| Exercise instructions |
Quote every line of the data below as it stands, omitting pictures.

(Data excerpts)
-=-=-
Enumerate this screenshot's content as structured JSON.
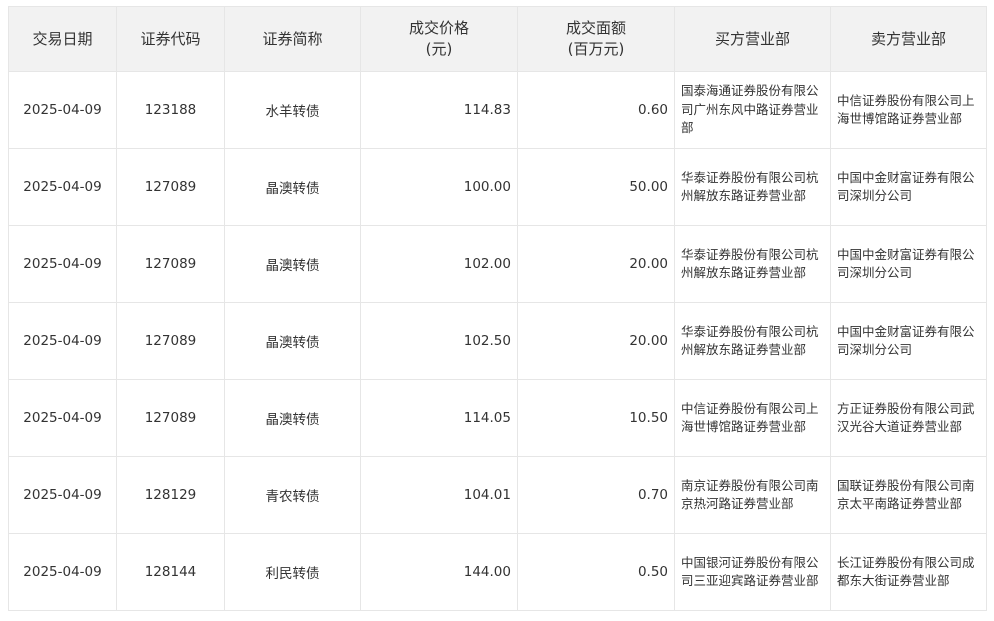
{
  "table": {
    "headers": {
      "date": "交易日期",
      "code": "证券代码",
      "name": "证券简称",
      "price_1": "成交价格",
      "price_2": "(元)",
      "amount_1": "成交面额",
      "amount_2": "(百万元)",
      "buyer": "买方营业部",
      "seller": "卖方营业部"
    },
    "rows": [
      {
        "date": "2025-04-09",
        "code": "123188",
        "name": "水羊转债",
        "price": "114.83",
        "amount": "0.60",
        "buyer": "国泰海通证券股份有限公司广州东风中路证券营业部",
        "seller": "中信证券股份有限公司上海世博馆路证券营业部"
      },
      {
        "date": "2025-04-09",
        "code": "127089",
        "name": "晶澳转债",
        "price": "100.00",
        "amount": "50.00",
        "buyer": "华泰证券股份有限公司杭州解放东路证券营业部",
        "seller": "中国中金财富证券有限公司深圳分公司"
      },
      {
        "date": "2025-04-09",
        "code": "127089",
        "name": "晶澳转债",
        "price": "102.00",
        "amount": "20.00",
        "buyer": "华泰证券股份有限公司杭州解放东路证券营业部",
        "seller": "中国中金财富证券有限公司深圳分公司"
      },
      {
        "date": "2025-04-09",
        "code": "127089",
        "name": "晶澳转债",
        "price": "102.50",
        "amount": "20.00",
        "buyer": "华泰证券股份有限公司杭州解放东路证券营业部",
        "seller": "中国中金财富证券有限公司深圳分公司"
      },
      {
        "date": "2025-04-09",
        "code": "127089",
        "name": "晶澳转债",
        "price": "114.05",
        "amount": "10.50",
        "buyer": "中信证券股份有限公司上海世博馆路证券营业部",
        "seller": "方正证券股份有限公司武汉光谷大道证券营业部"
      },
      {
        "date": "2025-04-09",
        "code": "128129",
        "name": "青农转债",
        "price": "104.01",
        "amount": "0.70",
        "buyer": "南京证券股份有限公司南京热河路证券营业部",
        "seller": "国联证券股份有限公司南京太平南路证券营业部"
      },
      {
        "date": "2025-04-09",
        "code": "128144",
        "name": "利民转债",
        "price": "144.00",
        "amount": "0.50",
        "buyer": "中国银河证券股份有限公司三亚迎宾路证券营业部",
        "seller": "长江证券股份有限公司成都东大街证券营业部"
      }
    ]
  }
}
-=-=-
| Expected answer |
Enumerate this screenshot's content as structured JSON.
{
  "table": {
    "headers": {
      "date": "交易日期",
      "code": "证券代码",
      "name": "证券简称",
      "price_1": "成交价格",
      "price_2": "(元)",
      "amount_1": "成交面额",
      "amount_2": "(百万元)",
      "buyer": "买方营业部",
      "seller": "卖方营业部"
    },
    "rows": [
      {
        "date": "2025-04-09",
        "code": "123188",
        "name": "水羊转债",
        "price": "114.83",
        "amount": "0.60",
        "buyer": "国泰海通证券股份有限公司广州东风中路证券营业部",
        "seller": "中信证券股份有限公司上海世博馆路证券营业部"
      },
      {
        "date": "2025-04-09",
        "code": "127089",
        "name": "晶澳转债",
        "price": "100.00",
        "amount": "50.00",
        "buyer": "华泰证券股份有限公司杭州解放东路证券营业部",
        "seller": "中国中金财富证券有限公司深圳分公司"
      },
      {
        "date": "2025-04-09",
        "code": "127089",
        "name": "晶澳转债",
        "price": "102.00",
        "amount": "20.00",
        "buyer": "华泰证券股份有限公司杭州解放东路证券营业部",
        "seller": "中国中金财富证券有限公司深圳分公司"
      },
      {
        "date": "2025-04-09",
        "code": "127089",
        "name": "晶澳转债",
        "price": "102.50",
        "amount": "20.00",
        "buyer": "华泰证券股份有限公司杭州解放东路证券营业部",
        "seller": "中国中金财富证券有限公司深圳分公司"
      },
      {
        "date": "2025-04-09",
        "code": "127089",
        "name": "晶澳转债",
        "price": "114.05",
        "amount": "10.50",
        "buyer": "中信证券股份有限公司上海世博馆路证券营业部",
        "seller": "方正证券股份有限公司武汉光谷大道证券营业部"
      },
      {
        "date": "2025-04-09",
        "code": "128129",
        "name": "青农转债",
        "price": "104.01",
        "amount": "0.70",
        "buyer": "南京证券股份有限公司南京热河路证券营业部",
        "seller": "国联证券股份有限公司南京太平南路证券营业部"
      },
      {
        "date": "2025-04-09",
        "code": "128144",
        "name": "利民转债",
        "price": "144.00",
        "amount": "0.50",
        "buyer": "中国银河证券股份有限公司三亚迎宾路证券营业部",
        "seller": "长江证券股份有限公司成都东大街证券营业部"
      }
    ]
  }
}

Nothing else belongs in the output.